Brief: Find the lines holding "võimalik" and copy them.

Data entries:

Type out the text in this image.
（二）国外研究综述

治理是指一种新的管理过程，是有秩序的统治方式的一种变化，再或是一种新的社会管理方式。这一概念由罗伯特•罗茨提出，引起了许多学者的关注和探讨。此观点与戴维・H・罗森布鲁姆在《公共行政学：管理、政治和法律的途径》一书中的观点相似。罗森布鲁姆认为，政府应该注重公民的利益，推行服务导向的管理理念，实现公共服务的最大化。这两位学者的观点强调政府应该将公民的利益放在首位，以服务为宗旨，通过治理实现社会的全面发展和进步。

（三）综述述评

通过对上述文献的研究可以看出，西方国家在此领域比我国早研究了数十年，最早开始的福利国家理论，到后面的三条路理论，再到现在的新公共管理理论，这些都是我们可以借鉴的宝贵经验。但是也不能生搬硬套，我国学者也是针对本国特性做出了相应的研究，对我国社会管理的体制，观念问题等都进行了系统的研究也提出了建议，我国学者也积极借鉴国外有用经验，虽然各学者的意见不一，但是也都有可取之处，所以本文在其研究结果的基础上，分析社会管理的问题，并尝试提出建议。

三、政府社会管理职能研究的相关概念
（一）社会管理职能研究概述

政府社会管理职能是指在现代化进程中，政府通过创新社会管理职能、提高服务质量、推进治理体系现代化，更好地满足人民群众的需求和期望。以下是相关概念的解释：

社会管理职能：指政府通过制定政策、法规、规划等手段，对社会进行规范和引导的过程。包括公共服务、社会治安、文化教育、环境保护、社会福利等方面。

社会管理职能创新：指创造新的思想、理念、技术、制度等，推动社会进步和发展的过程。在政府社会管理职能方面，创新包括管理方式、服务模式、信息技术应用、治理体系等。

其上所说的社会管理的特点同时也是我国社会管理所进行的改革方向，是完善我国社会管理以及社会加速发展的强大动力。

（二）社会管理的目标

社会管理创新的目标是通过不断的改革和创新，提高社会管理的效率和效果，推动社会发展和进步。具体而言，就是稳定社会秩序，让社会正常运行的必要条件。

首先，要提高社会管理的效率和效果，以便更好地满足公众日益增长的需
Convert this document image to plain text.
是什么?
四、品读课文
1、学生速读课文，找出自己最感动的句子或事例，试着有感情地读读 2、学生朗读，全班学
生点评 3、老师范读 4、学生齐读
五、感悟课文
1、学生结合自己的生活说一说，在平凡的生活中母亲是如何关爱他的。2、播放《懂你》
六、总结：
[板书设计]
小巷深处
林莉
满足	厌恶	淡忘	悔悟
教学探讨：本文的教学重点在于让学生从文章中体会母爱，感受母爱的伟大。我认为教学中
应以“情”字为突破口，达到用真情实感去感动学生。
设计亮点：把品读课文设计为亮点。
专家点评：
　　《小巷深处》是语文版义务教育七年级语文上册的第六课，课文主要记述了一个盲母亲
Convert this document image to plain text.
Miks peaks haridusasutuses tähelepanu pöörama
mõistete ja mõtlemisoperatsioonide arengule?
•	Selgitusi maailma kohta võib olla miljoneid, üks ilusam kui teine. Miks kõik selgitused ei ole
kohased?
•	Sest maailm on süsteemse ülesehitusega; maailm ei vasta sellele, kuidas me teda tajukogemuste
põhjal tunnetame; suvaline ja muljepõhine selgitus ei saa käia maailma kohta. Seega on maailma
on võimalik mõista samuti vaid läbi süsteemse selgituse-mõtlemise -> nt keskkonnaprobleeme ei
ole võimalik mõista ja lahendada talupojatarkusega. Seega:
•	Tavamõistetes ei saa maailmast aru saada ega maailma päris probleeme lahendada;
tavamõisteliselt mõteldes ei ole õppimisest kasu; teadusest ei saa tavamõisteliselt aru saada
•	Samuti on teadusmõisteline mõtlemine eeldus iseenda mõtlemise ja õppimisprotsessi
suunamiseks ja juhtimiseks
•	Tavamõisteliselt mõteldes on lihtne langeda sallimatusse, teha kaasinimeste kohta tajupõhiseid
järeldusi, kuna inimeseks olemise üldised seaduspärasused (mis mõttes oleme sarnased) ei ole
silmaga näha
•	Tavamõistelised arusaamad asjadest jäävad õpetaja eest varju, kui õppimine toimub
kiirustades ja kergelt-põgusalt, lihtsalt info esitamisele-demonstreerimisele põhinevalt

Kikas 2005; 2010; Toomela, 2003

Full answer:
on võimalik mõista samuti vaid läbi süsteemse selgituse-mõtlemise -> nt keskkonnaprobleeme ei
ole võimalik mõista ja lahendada talupojatarkusega. Seega:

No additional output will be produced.